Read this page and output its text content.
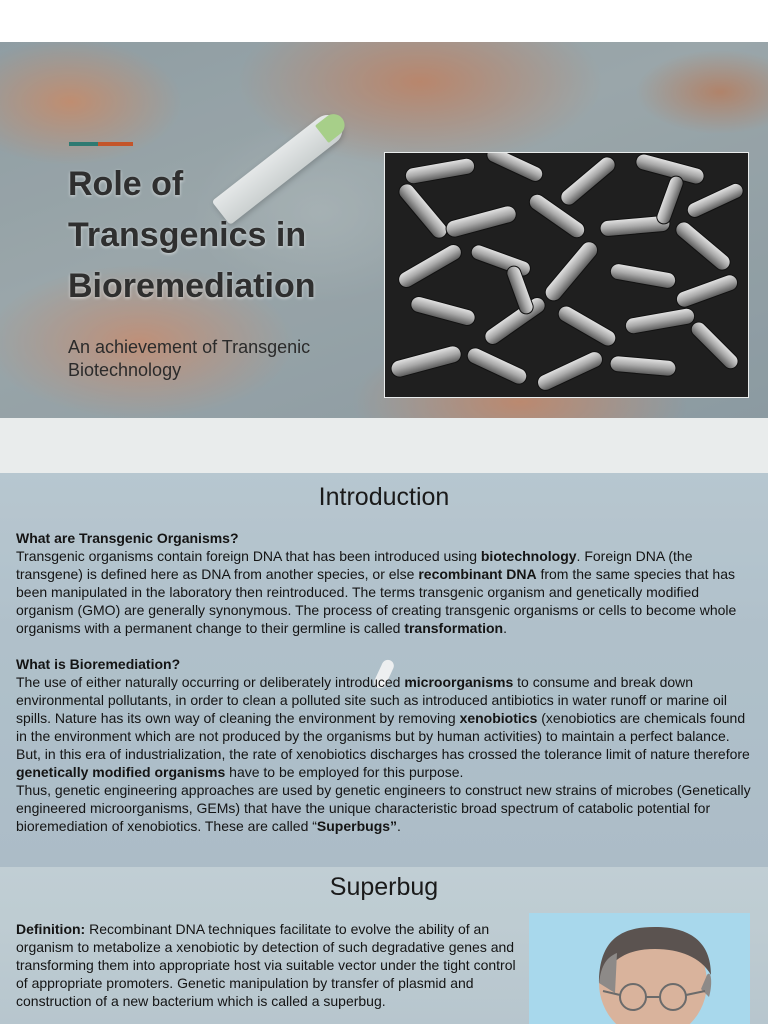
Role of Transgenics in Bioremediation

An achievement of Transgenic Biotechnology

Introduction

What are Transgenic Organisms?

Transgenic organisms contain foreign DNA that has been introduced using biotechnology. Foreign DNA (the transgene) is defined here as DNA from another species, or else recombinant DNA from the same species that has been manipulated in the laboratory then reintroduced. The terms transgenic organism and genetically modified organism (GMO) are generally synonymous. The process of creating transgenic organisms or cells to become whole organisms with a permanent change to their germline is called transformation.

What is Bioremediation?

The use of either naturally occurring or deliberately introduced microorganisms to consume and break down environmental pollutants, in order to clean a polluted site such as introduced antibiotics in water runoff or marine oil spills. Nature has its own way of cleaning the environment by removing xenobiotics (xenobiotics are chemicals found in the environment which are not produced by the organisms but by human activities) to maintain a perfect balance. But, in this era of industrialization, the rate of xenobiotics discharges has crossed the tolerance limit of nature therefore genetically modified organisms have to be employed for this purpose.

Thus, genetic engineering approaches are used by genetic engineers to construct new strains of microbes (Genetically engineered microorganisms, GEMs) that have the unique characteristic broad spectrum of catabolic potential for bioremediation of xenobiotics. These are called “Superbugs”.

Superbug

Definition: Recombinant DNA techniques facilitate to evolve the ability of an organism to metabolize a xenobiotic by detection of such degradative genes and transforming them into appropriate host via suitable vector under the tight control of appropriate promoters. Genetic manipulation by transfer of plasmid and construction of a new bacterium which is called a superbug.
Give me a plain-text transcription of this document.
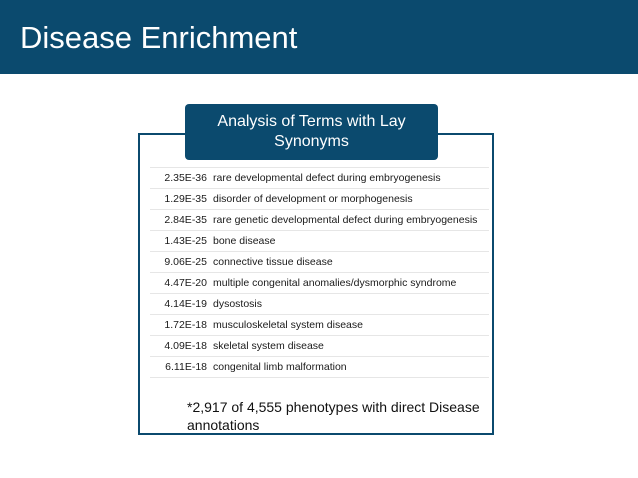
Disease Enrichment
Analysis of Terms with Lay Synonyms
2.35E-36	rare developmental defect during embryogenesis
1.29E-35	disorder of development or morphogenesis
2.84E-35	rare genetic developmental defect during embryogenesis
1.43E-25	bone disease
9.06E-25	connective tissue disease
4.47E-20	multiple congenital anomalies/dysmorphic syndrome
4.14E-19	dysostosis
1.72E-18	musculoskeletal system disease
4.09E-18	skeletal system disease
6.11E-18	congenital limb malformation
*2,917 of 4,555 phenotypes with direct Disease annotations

**Exercise objective**
From the listing above, copy every line that includes the word "defect".

**Completed task**
2.35E-36	rare developmental defect during embryogenesis
2.84E-35	rare genetic developmental defect during embryogenesis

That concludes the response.